Print the entries that appear below, exactly as written and without their pictures.

** Start DATASET RECORDS **

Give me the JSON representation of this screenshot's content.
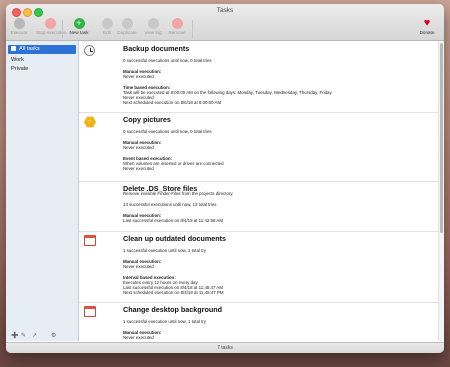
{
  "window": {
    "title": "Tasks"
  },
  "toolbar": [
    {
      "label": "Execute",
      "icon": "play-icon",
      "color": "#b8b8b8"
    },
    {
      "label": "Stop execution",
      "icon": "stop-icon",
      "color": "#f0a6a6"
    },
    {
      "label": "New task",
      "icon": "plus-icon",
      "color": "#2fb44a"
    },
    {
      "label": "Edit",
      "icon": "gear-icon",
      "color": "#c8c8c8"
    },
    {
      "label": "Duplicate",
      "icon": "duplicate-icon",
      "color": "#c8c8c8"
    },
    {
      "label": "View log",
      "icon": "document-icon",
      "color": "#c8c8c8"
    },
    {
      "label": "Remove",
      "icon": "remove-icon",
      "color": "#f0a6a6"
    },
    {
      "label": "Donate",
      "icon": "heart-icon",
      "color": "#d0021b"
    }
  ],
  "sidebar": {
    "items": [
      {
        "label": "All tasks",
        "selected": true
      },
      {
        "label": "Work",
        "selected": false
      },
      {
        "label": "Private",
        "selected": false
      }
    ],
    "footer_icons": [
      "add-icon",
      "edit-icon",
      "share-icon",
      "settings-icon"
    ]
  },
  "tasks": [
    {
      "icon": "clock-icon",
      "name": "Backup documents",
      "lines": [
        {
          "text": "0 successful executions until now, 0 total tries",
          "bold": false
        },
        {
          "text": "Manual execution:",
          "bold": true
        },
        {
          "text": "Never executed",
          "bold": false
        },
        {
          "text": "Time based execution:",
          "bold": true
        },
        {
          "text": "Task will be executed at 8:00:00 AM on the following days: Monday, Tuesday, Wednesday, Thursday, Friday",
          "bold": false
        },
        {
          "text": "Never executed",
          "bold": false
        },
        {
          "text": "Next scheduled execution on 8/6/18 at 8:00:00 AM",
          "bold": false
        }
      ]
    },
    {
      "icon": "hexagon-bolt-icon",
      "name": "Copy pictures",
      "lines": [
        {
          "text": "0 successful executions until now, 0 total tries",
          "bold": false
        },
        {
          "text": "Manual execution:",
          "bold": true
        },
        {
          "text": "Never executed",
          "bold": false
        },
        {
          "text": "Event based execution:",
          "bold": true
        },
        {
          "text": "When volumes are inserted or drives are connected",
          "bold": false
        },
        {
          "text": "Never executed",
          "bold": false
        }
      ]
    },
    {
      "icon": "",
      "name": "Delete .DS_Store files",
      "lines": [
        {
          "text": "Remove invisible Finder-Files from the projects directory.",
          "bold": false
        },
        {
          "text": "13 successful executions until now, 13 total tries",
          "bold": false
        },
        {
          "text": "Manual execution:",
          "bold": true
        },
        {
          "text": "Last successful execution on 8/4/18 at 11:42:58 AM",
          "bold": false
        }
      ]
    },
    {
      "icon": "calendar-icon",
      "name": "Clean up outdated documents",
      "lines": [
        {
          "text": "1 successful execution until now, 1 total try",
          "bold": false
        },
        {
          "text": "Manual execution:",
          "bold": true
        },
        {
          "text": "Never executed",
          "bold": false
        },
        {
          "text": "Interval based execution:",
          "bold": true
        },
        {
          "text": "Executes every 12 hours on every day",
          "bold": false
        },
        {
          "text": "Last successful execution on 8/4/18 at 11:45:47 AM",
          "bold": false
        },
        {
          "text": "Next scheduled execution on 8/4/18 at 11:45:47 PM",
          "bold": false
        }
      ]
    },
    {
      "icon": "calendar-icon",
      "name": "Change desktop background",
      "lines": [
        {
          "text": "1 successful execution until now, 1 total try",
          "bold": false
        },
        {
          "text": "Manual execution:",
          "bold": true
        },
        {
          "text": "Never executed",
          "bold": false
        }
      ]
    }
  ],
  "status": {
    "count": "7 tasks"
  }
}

** End DATASET RECORDS **

FULL SOLUTION:
Give me the JSON representation of this screenshot's content.
{
  "window": {
    "title": "Tasks"
  },
  "toolbar": [
    {
      "label": "Execute",
      "icon": "play-icon",
      "color": "#b8b8b8"
    },
    {
      "label": "Stop execution",
      "icon": "stop-icon",
      "color": "#f0a6a6"
    },
    {
      "label": "New task",
      "icon": "plus-icon",
      "color": "#2fb44a"
    },
    {
      "label": "Edit",
      "icon": "gear-icon",
      "color": "#c8c8c8"
    },
    {
      "label": "Duplicate",
      "icon": "duplicate-icon",
      "color": "#c8c8c8"
    },
    {
      "label": "View log",
      "icon": "document-icon",
      "color": "#c8c8c8"
    },
    {
      "label": "Remove",
      "icon": "remove-icon",
      "color": "#f0a6a6"
    },
    {
      "label": "Donate",
      "icon": "heart-icon",
      "color": "#d0021b"
    }
  ],
  "sidebar": {
    "items": [
      {
        "label": "All tasks",
        "selected": true
      },
      {
        "label": "Work",
        "selected": false
      },
      {
        "label": "Private",
        "selected": false
      }
    ],
    "footer_icons": [
      "add-icon",
      "edit-icon",
      "share-icon",
      "settings-icon"
    ]
  },
  "tasks": [
    {
      "icon": "clock-icon",
      "name": "Backup documents",
      "lines": [
        {
          "text": "0 successful executions until now, 0 total tries",
          "bold": false
        },
        {
          "text": "Manual execution:",
          "bold": true
        },
        {
          "text": "Never executed",
          "bold": false
        },
        {
          "text": "Time based execution:",
          "bold": true
        },
        {
          "text": "Task will be executed at 8:00:00 AM on the following days: Monday, Tuesday, Wednesday, Thursday, Friday",
          "bold": false
        },
        {
          "text": "Never executed",
          "bold": false
        },
        {
          "text": "Next scheduled execution on 8/6/18 at 8:00:00 AM",
          "bold": false
        }
      ]
    },
    {
      "icon": "hexagon-bolt-icon",
      "name": "Copy pictures",
      "lines": [
        {
          "text": "0 successful executions until now, 0 total tries",
          "bold": false
        },
        {
          "text": "Manual execution:",
          "bold": true
        },
        {
          "text": "Never executed",
          "bold": false
        },
        {
          "text": "Event based execution:",
          "bold": true
        },
        {
          "text": "When volumes are inserted or drives are connected",
          "bold": false
        },
        {
          "text": "Never executed",
          "bold": false
        }
      ]
    },
    {
      "icon": "",
      "name": "Delete .DS_Store files",
      "lines": [
        {
          "text": "Remove invisible Finder-Files from the projects directory.",
          "bold": false
        },
        {
          "text": "13 successful executions until now, 13 total tries",
          "bold": false
        },
        {
          "text": "Manual execution:",
          "bold": true
        },
        {
          "text": "Last successful execution on 8/4/18 at 11:42:58 AM",
          "bold": false
        }
      ]
    },
    {
      "icon": "calendar-icon",
      "name": "Clean up outdated documents",
      "lines": [
        {
          "text": "1 successful execution until now, 1 total try",
          "bold": false
        },
        {
          "text": "Manual execution:",
          "bold": true
        },
        {
          "text": "Never executed",
          "bold": false
        },
        {
          "text": "Interval based execution:",
          "bold": true
        },
        {
          "text": "Executes every 12 hours on every day",
          "bold": false
        },
        {
          "text": "Last successful execution on 8/4/18 at 11:45:47 AM",
          "bold": false
        },
        {
          "text": "Next scheduled execution on 8/4/18 at 11:45:47 PM",
          "bold": false
        }
      ]
    },
    {
      "icon": "calendar-icon",
      "name": "Change desktop background",
      "lines": [
        {
          "text": "1 successful execution until now, 1 total try",
          "bold": false
        },
        {
          "text": "Manual execution:",
          "bold": true
        },
        {
          "text": "Never executed",
          "bold": false
        }
      ]
    }
  ],
  "status": {
    "count": "7 tasks"
  }
}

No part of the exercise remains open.